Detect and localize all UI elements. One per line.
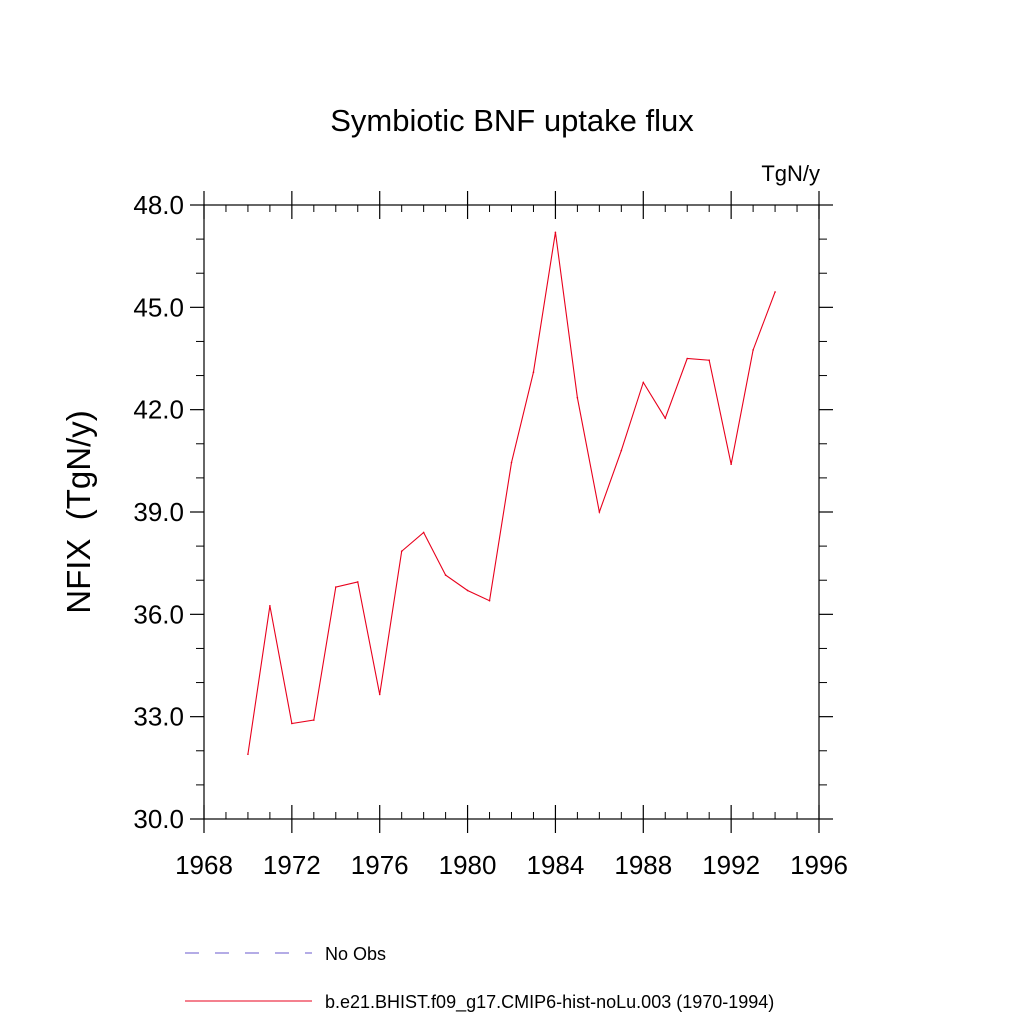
y-tick-label: 45.0 <box>133 292 184 322</box>
data-point <box>422 531 425 534</box>
data-point <box>532 371 535 373</box>
series-layer <box>247 231 776 755</box>
x-tick-label: 1980 <box>439 850 497 880</box>
y-tick-label: 39.0 <box>133 497 184 527</box>
x-tick-label: 1988 <box>614 850 672 880</box>
data-point <box>400 550 403 553</box>
x-tick-label: 1968 <box>175 850 233 880</box>
x-tick-label: 1984 <box>527 850 585 880</box>
data-point <box>247 753 249 755</box>
data-point <box>576 396 579 399</box>
data-point <box>269 605 271 607</box>
data-point <box>291 722 293 725</box>
y-tick-label: 42.0 <box>133 395 184 425</box>
chart-title: Symbiotic BNF uptake flux <box>330 103 694 138</box>
data-point <box>620 449 623 452</box>
data-point <box>334 586 337 588</box>
data-point <box>554 231 557 234</box>
data-point <box>752 349 754 351</box>
data-point <box>488 599 491 602</box>
legend-label: No Obs <box>325 944 386 964</box>
y-tick-label: 36.0 <box>133 599 184 629</box>
x-tick-label: 1976 <box>351 850 409 880</box>
y-tick-label: 33.0 <box>133 702 184 732</box>
legend-label: b.e21.BHIST.f09_g17.CMIP6-hist-noLu.003 … <box>325 992 774 1013</box>
data-point <box>598 511 601 513</box>
units-label: TgN/y <box>761 161 820 186</box>
axis-ticks: 1968 1972 1976 1980 1984 1988 1992 1996 30.0 33.0… <box>133 190 848 880</box>
y-axis-label: NFIX (TgN/y) <box>60 410 97 614</box>
data-point <box>642 381 645 384</box>
data-point <box>686 357 689 360</box>
legend: No Obs b.e21.BHIST.f09_g17.CMIP6-hist-noL… <box>185 944 774 1013</box>
data-point <box>510 461 513 464</box>
data-point <box>444 574 447 576</box>
data-point <box>313 719 315 721</box>
series-line <box>247 232 776 755</box>
x-tick-label: 1972 <box>263 850 321 880</box>
data-point <box>466 589 469 592</box>
data-point <box>708 359 710 362</box>
y-tick-label: 48.0 <box>133 190 184 220</box>
data-point <box>730 463 732 466</box>
data-point <box>356 581 359 583</box>
x-tick-label: 1996 <box>790 850 848 880</box>
data-point <box>664 417 667 419</box>
y-tick-label: 30.0 <box>133 804 184 834</box>
plot-frame <box>203 204 820 820</box>
data-point <box>378 693 381 696</box>
x-tick-label: 1992 <box>702 850 760 880</box>
data-point <box>774 291 776 293</box>
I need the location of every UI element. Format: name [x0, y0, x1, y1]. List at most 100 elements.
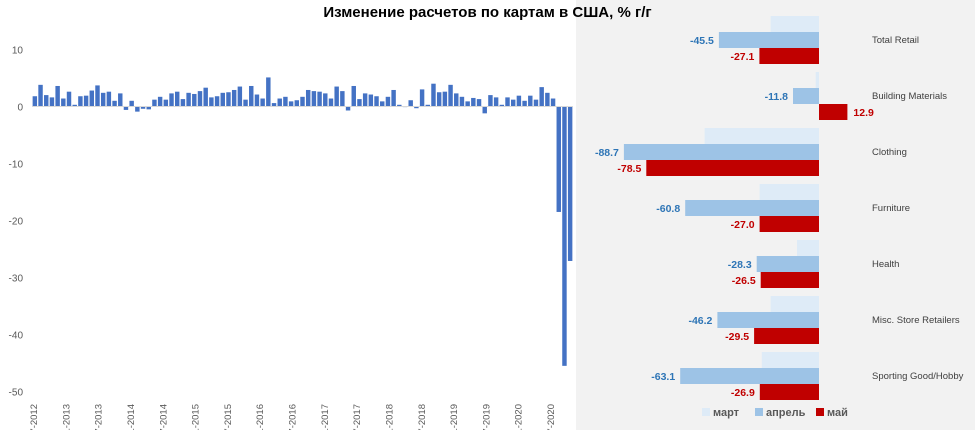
bar [186, 92, 191, 107]
bar [209, 97, 214, 107]
bar [271, 103, 277, 107]
data-label: -29.5 [725, 331, 749, 343]
bar [391, 89, 396, 107]
bar [414, 106, 419, 109]
bar [95, 85, 100, 107]
bar-май [819, 104, 848, 120]
data-label: -27.0 [731, 219, 755, 231]
bar [203, 87, 208, 107]
data-label: -26.5 [732, 275, 756, 287]
bar [243, 99, 248, 107]
x-tick-label: 07-2015 [223, 404, 234, 430]
bar-апрель [718, 32, 819, 48]
bar [317, 91, 322, 107]
bar [510, 99, 516, 107]
left-chart-area [0, 0, 576, 430]
bar [425, 104, 430, 107]
bar [454, 93, 459, 107]
bar [340, 91, 345, 107]
card-payments-bar-chart: 10 0 -10 -20 -30 -40 -50 07-2012 01-2013 07-2013 0… [9, 46, 573, 430]
bar-апрель [680, 368, 819, 384]
bar-апрель [756, 256, 819, 272]
category-label: Misc. Store Retailers [872, 315, 960, 326]
bar-март [770, 16, 819, 32]
x-tick-label: 07-2017 [352, 404, 363, 430]
legend-label: апрель [766, 407, 806, 419]
bar-март [759, 184, 819, 200]
x-tick-label: 07-2016 [288, 404, 299, 430]
bar [157, 96, 163, 107]
bar [226, 92, 231, 107]
bar [146, 106, 151, 110]
y-tick-label: 10 [12, 46, 24, 57]
bar [482, 106, 487, 114]
bar [106, 91, 112, 107]
bar [493, 97, 499, 107]
x-tick-label: 07-2018 [417, 404, 428, 430]
bar [283, 96, 288, 107]
bar [72, 104, 77, 107]
bar [135, 106, 140, 112]
bar [465, 101, 470, 107]
legend-swatch-май [816, 408, 824, 416]
bar [288, 101, 294, 107]
y-tick-label: -10 [9, 160, 24, 171]
bar-май [759, 384, 819, 400]
bar [305, 89, 311, 107]
bar [385, 96, 391, 107]
bar-май [646, 160, 819, 176]
bar [368, 94, 374, 107]
bar [44, 95, 49, 107]
y-tick-label: -40 [9, 331, 24, 342]
bar [100, 92, 106, 107]
bar [351, 85, 356, 107]
x-tick-label: 07-2013 [94, 404, 105, 430]
bar [528, 95, 533, 107]
bar [61, 98, 66, 107]
x-tick-label: 07-2012 [29, 404, 40, 430]
x-tick-label: 01-2017 [320, 404, 331, 430]
bar [112, 100, 117, 107]
bar [499, 104, 505, 107]
bar-март [704, 128, 819, 144]
bar-март [815, 72, 819, 88]
bar [442, 91, 448, 107]
bar [55, 85, 60, 107]
data-label: 12.9 [853, 107, 874, 119]
bar [476, 99, 482, 107]
bar-май [760, 272, 819, 288]
bar [231, 89, 237, 107]
category-label: Building Materials [872, 91, 947, 102]
bar [260, 98, 265, 107]
bar [334, 86, 339, 107]
bar [237, 86, 243, 107]
bar [550, 98, 556, 107]
bar [380, 101, 385, 107]
bar [488, 95, 493, 107]
bar [163, 99, 169, 107]
bar [522, 100, 527, 107]
x-tick-label: 01-2019 [449, 404, 460, 430]
data-label: -78.5 [617, 163, 641, 175]
bar [505, 97, 510, 107]
bar [448, 84, 453, 107]
bar [516, 95, 522, 107]
data-label: -63.1 [651, 371, 675, 383]
bar [129, 100, 134, 107]
bar-март [797, 240, 819, 256]
bar [249, 85, 254, 107]
category-label: Sporting Good/Hobby [872, 371, 964, 382]
legend-label: март [713, 407, 740, 419]
bar [294, 100, 300, 107]
bar [545, 92, 550, 107]
bar [174, 91, 180, 107]
x-tick-label: 01-2020 [514, 404, 525, 430]
bar [567, 106, 573, 261]
category-label: Furniture [872, 203, 910, 214]
bar [374, 96, 379, 107]
bar-апрель [685, 200, 819, 216]
x-tick-label: 07-2014 [158, 404, 169, 430]
bar-март [761, 352, 819, 368]
bar [471, 97, 476, 107]
bar [78, 96, 83, 107]
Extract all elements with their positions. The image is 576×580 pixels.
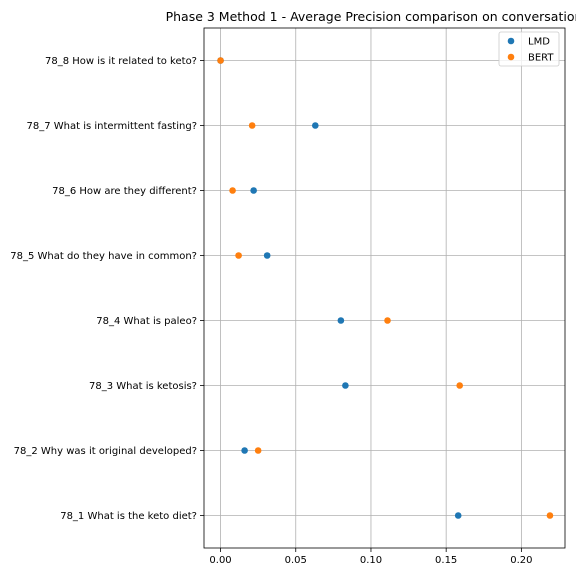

**What the task asks**
Return all of the data above line for line, without changing a thing, and leave out the pictures.

**Solution to this task**
Detect and localize all UI elements. One per line.
y-tick-label: 45.0 <box>133 292 184 322</box>
data-point <box>422 531 425 534</box>
data-point <box>532 371 535 373</box>
series-layer <box>247 231 776 755</box>
x-tick-label: 1980 <box>439 850 497 880</box>
y-tick-label: 39.0 <box>133 497 184 527</box>
x-tick-label: 1988 <box>614 850 672 880</box>
data-point <box>400 550 403 553</box>
x-tick-label: 1968 <box>175 850 233 880</box>
x-tick-label: 1984 <box>527 850 585 880</box>
data-point <box>247 753 249 755</box>
data-point <box>576 396 579 399</box>
data-point <box>269 605 271 607</box>
data-point <box>291 722 293 725</box>
y-tick-label: 42.0 <box>133 395 184 425</box>
chart-title: Symbiotic BNF uptake flux <box>330 103 694 138</box>
data-point <box>620 449 623 452</box>
data-point <box>334 586 337 588</box>
data-point <box>554 231 557 234</box>
data-point <box>752 349 754 351</box>
data-point <box>488 599 491 602</box>
legend-label: No Obs <box>325 944 386 964</box>
y-tick-label: 36.0 <box>133 599 184 629</box>
x-tick-label: 1976 <box>351 850 409 880</box>
y-tick-label: 33.0 <box>133 702 184 732</box>
legend-label: b.e21.BHIST.f09_g17.CMIP6-hist-noLu.003 … <box>325 992 774 1013</box>
data-point <box>598 511 601 513</box>
units-label: TgN/y <box>761 161 820 186</box>
axis-ticks: 1968 1972 1976 1980 1984 1988 1992 1996 30.0 33.0… <box>133 190 848 880</box>
y-axis-label: NFIX (TgN/y) <box>60 410 97 614</box>
data-point <box>642 381 645 384</box>
data-point <box>686 357 689 360</box>
legend: No Obs b.e21.BHIST.f09_g17.CMIP6-hist-noL… <box>185 944 774 1013</box>
data-point <box>510 461 513 464</box>
data-point <box>444 574 447 576</box>
data-point <box>313 719 315 721</box>
series-line <box>247 232 776 755</box>
x-tick-label: 1972 <box>263 850 321 880</box>
data-point <box>466 589 469 592</box>
data-point <box>708 359 710 362</box>
y-tick-label: 48.0 <box>133 190 184 220</box>
data-point <box>730 463 732 466</box>
data-point <box>356 581 359 583</box>
x-tick-label: 1996 <box>790 850 848 880</box>
data-point <box>664 417 667 419</box>
y-tick-label: 30.0 <box>133 804 184 834</box>
plot-frame <box>203 204 820 820</box>
data-point <box>378 693 381 696</box>
x-tick-label: 1992 <box>702 850 760 880</box>
data-point <box>774 291 776 293</box>
I need the location of every UI element. Format: name [x0, y0, x1, y1]. List at most 100 elements.
bar [186, 92, 191, 107]
bar [209, 97, 214, 107]
bar [271, 103, 277, 107]
data-label: -29.5 [725, 331, 749, 343]
bar [391, 89, 396, 107]
bar [414, 106, 419, 109]
bar [95, 85, 100, 107]
bar-май [819, 104, 848, 120]
data-label: -27.0 [731, 219, 755, 231]
bar [203, 87, 208, 107]
data-label: -26.5 [732, 275, 756, 287]
bar [243, 99, 248, 107]
x-tick-label: 07-2015 [223, 404, 234, 430]
bar-апрель [718, 32, 819, 48]
bar [317, 91, 322, 107]
bar [510, 99, 516, 107]
left-chart-area [0, 0, 576, 430]
bar [425, 104, 430, 107]
bar [454, 93, 459, 107]
bar [340, 91, 345, 107]
card-payments-bar-chart: 10 0 -10 -20 -30 -40 -50 07-2012 01-2013 07-2013 0… [9, 46, 573, 430]
bar-апрель [680, 368, 819, 384]
bar-апрель [756, 256, 819, 272]
category-label: Misc. Store Retailers [872, 315, 960, 326]
bar-март [770, 16, 819, 32]
x-tick-label: 07-2017 [352, 404, 363, 430]
legend-label: апрель [766, 407, 806, 419]
bar-март [759, 184, 819, 200]
x-tick-label: 07-2016 [288, 404, 299, 430]
bar [157, 96, 163, 107]
bar [226, 92, 231, 107]
bar [146, 106, 151, 110]
y-tick-label: 10 [12, 46, 24, 57]
bar [482, 106, 487, 114]
bar [106, 91, 112, 107]
bar [493, 97, 499, 107]
x-tick-label: 07-2018 [417, 404, 428, 430]
bar [283, 96, 288, 107]
bar [72, 104, 77, 107]
bar [135, 106, 140, 112]
bar [465, 101, 470, 107]
legend-swatch-май [816, 408, 824, 416]
bar [288, 101, 294, 107]
y-tick-label: -10 [9, 160, 24, 171]
bar-май [759, 384, 819, 400]
bar [305, 89, 311, 107]
bar [385, 96, 391, 107]
bar-май [646, 160, 819, 176]
bar [368, 94, 374, 107]
bar [44, 95, 49, 107]
y-tick-label: -40 [9, 331, 24, 342]
bar [100, 92, 106, 107]
bar [351, 85, 356, 107]
x-tick-label: 07-2013 [94, 404, 105, 430]
bar [528, 95, 533, 107]
bar [61, 98, 66, 107]
x-tick-label: 07-2012 [29, 404, 40, 430]
x-tick-label: 01-2017 [320, 404, 331, 430]
bar [112, 100, 117, 107]
bar [499, 104, 505, 107]
bar-март [704, 128, 819, 144]
bar-март [815, 72, 819, 88]
bar [442, 91, 448, 107]
bar [55, 85, 60, 107]
data-label: 12.9 [853, 107, 874, 119]
bar [476, 99, 482, 107]
bar-май [760, 272, 819, 288]
bar [231, 89, 237, 107]
category-label: Building Materials [872, 91, 947, 102]
bar [260, 98, 265, 107]
bar [334, 86, 339, 107]
bar [237, 86, 243, 107]
bar [550, 98, 556, 107]
bar [380, 101, 385, 107]
bar [488, 95, 493, 107]
bar [163, 99, 169, 107]
bar [522, 100, 527, 107]
x-tick-label: 01-2019 [449, 404, 460, 430]
data-label: -78.5 [617, 163, 641, 175]
bar [505, 97, 510, 107]
bar [448, 84, 453, 107]
bar [516, 95, 522, 107]
data-label: -63.1 [651, 371, 675, 383]
bar [129, 100, 134, 107]
bar-март [797, 240, 819, 256]
bar [249, 85, 254, 107]
category-label: Sporting Good/Hobby [872, 371, 964, 382]
legend-label: март [713, 407, 740, 419]
bar [294, 100, 300, 107]
bar [545, 92, 550, 107]
bar [174, 91, 180, 107]
x-tick-label: 01-2020 [514, 404, 525, 430]
bar [567, 106, 573, 261]
category-label: Furniture [872, 203, 910, 214]
bar [374, 96, 379, 107]
bar-апрель [685, 200, 819, 216]
x-tick-label: 07-2014 [158, 404, 169, 430]
bar-март [761, 352, 819, 368]
bar [471, 97, 476, 107]
bar [78, 96, 83, 107]
Extract all elements with their positions. The image is 576×580 pixels.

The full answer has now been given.